## Set exercise
Identify the lines holding "συμμορφώσεις" and copy them.

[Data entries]
☆ ☆ ☆ ☆ ☆ ☆ ☆

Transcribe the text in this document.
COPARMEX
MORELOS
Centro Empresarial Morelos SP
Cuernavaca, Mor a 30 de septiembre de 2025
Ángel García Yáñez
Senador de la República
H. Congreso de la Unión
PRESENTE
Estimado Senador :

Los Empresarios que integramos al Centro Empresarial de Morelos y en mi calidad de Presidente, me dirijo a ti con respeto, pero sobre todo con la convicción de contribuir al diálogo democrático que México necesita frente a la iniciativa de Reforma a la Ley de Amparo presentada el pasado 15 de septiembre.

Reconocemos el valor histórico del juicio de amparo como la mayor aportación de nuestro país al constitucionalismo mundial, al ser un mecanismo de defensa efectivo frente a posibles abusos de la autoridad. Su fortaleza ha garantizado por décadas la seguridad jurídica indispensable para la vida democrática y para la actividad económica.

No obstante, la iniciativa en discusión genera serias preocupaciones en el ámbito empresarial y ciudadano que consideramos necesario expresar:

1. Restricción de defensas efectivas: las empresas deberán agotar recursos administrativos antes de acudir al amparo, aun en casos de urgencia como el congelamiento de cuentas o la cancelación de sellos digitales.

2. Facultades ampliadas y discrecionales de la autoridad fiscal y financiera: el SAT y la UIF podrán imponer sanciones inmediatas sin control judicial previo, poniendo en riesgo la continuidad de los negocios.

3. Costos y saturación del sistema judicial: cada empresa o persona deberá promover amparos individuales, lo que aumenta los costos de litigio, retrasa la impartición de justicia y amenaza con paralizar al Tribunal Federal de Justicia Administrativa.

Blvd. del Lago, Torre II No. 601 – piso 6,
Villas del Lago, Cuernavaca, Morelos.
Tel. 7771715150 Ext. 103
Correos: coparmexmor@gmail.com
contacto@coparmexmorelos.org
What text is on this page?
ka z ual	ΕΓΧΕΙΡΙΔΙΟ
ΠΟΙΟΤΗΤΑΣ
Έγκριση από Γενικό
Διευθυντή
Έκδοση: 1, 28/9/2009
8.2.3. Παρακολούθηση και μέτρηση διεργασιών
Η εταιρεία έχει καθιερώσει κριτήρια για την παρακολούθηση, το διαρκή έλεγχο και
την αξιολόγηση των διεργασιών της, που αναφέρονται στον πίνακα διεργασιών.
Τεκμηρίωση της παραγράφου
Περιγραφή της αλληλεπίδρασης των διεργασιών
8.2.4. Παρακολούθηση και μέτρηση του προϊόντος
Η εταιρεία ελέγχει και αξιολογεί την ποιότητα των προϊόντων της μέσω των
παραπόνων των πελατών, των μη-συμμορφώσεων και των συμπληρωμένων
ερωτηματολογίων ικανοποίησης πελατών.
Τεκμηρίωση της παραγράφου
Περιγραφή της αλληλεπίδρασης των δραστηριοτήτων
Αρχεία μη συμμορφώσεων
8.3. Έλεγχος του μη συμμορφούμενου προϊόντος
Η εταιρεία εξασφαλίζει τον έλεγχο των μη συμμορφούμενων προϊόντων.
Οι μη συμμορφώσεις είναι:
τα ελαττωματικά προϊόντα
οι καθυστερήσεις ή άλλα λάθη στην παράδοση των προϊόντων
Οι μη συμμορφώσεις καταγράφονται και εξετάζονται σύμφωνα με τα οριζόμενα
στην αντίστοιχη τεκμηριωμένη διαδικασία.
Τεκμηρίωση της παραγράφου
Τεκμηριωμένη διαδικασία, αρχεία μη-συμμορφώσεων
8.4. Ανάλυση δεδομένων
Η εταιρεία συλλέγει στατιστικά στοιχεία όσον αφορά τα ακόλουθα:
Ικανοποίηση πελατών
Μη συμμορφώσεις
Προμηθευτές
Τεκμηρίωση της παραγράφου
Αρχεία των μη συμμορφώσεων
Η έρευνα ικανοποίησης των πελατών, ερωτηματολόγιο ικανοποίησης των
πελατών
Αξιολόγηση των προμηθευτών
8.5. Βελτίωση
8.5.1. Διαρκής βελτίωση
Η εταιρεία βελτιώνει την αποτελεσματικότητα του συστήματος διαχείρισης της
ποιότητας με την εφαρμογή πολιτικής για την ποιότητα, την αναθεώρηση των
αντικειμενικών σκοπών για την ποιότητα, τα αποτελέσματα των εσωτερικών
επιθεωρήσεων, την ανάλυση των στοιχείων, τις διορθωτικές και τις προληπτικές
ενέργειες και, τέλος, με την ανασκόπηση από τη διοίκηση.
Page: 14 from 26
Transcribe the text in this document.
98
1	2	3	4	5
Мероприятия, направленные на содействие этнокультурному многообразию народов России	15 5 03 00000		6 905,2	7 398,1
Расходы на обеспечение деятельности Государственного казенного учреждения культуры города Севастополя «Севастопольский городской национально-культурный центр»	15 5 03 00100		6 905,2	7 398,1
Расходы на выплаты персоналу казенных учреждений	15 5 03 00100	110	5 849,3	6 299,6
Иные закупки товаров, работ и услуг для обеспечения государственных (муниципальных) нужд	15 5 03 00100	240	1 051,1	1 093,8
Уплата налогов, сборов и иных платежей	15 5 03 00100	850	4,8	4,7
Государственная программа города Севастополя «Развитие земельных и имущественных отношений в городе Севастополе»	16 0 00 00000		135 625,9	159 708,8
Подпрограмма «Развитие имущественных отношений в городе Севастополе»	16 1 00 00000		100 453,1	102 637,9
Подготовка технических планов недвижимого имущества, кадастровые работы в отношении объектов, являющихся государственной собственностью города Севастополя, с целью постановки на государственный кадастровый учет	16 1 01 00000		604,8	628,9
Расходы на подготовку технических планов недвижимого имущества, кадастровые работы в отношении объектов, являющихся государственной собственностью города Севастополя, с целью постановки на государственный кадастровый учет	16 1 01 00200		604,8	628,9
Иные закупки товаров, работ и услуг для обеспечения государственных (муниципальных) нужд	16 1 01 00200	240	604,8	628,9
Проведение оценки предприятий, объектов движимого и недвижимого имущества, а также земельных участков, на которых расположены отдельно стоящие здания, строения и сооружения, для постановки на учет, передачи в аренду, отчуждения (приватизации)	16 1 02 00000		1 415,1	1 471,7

☆ ☆ ☆ ☆ ☆ ☆ ☆

## Exercise result
Οι μη συμμορφώσεις είναι:
Οι μη συμμορφώσεις καταγράφονται και εξετάζονται σύμφωνα με τα οριζόμενα
Μη συμμορφώσεις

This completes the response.